▸ Tasks and exercises
(a) Set down, word for word, the stretch of the page on mapping application architecture from "Map Application Architecture" through "technologies in use.".
(b) Take the page on mapping application architecture further, picking up right after its last sentence.

Map Application Architecture

ID
WSTG-INFO-10

Summary

In order to effectively test an application, and to be able to provide meaningful recommendations on how to address any of the issues identified, it is important to understand what you are actually testing. Additionally, it can help determine whether specific components should be considered out of scope for testing.

Modern web applications can vary significantly in complexity, from a simple script running on a single server to a highly complex application spread across dozens of different systems, languages and components. There may also be additional network-level components such as firewalls or intrusion protection systems that can have a significant impact on testing.

Test Objectives

Understand the architecture of the application and the technologies in use.

How to Test

When testing from a black box perspective, it is important to try and build up a clear picture of how the application works, and which technologies and components are in place. In some cases it is possible to test for specific components (such as a web application firewall), while others can be identified by inspecting the behavior of the application.

The sections below provide a high-level overview of common architectural components, along with details of how they can be identified.

▸ Information provided
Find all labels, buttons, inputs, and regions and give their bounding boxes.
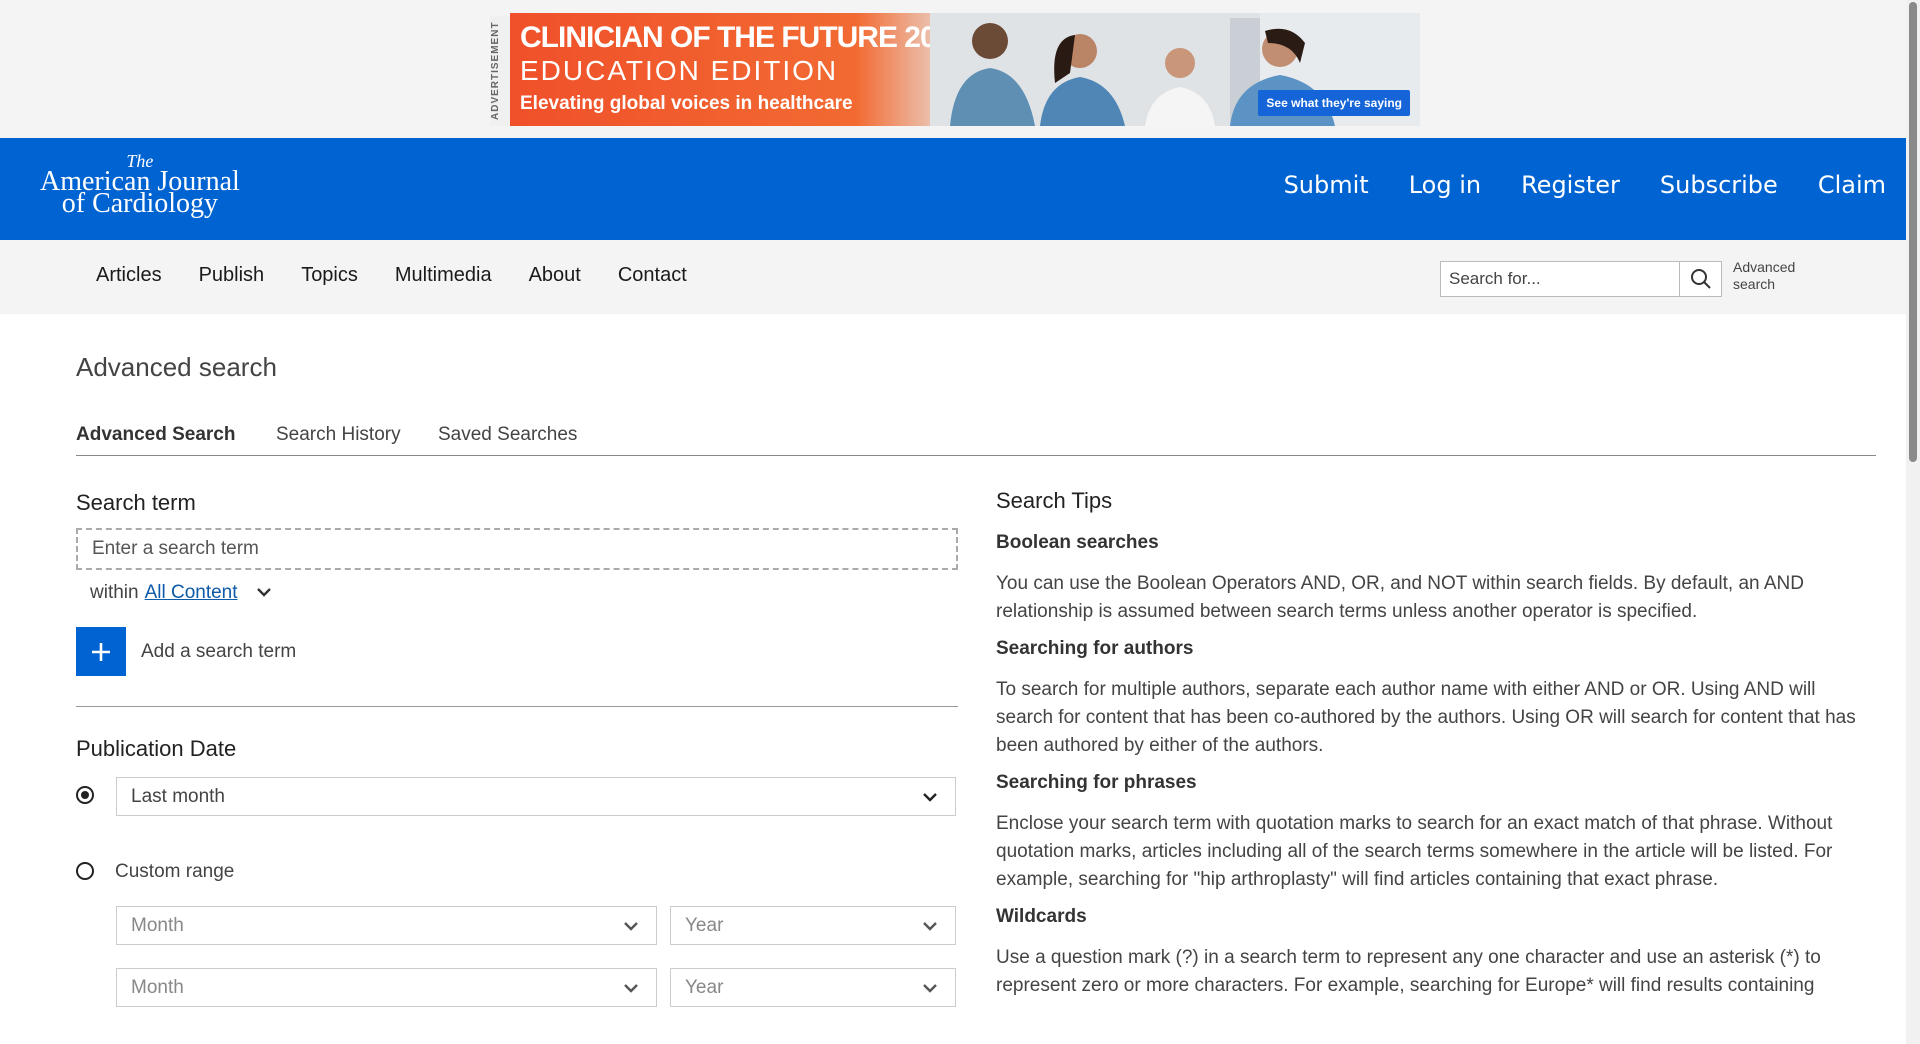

▸ Answers given
(a)
Map Application Architecture

ID
WSTG-INFO-10

Summary

In order to effectively test an application, and to be able to provide meaningful recommendations on how to address any of the issues identified, it is important to understand what you are actually testing. Additionally, it can help determine whether specific components should be considered out of scope for testing.

Modern web applications can vary significantly in complexity, from a simple script running on a single server to a highly complex application spread across dozens of different systems, languages and components. There may also be additional network-level components such as firewalls or intrusion protection systems that can have a significant impact on testing.

Test Objectives

Understand the architecture of the application and the technologies in use.

(b)
Application Components

Web Server

Simple applications may run on a single server, which can be identified using the steps discussed in the Fingerprint Web Server section of the guide.

Platform-as-a-Service (PaaS)

In a Platform-as-a-Service (PaaS) model, the web server and underlying infrastructure are managed by the service provider, and the customer is only responsible for the application that this deployed on them. From a testing perspective, there are two main differences:

The application owner has no access to the underlying infrastructure, so will be unable to directly remediate any issues.
Infrastructure testing is likely to be out of scope for any engagements.

In some cases it is possible to identify the use of PaaS, as the application may use a specific domain name (for example, applications deployed on Azure App Services will have a *.azurewebsites.net domain - although they may also use custom domains). However, in other cases it is difficult to determine whether PaaS is in use.

Serverless

In a Serverless model, the developers provide code which is directly run on a hosting platform as individual functions, rather than as an traditional larger web application deployed in a webroot. This makes it well suited to microservice-based architectures. As with a PaaS environment, infrastructure testing is likely to be out of scope.

In some cases the use of Serverless code may be indicated by the presence of specific HTTP headers. For example, AWS Lambda functions will typically return the following headers:

X-Amz-Invocation-Type
X-Amz-Log-Type
X-Amz-Client-Context

Azure Functions are less obvious. They typically return the Server: Kestrel header - but this on its own is not enough to be confident that it is an Azure App function, rather than some other code running on Kestrel.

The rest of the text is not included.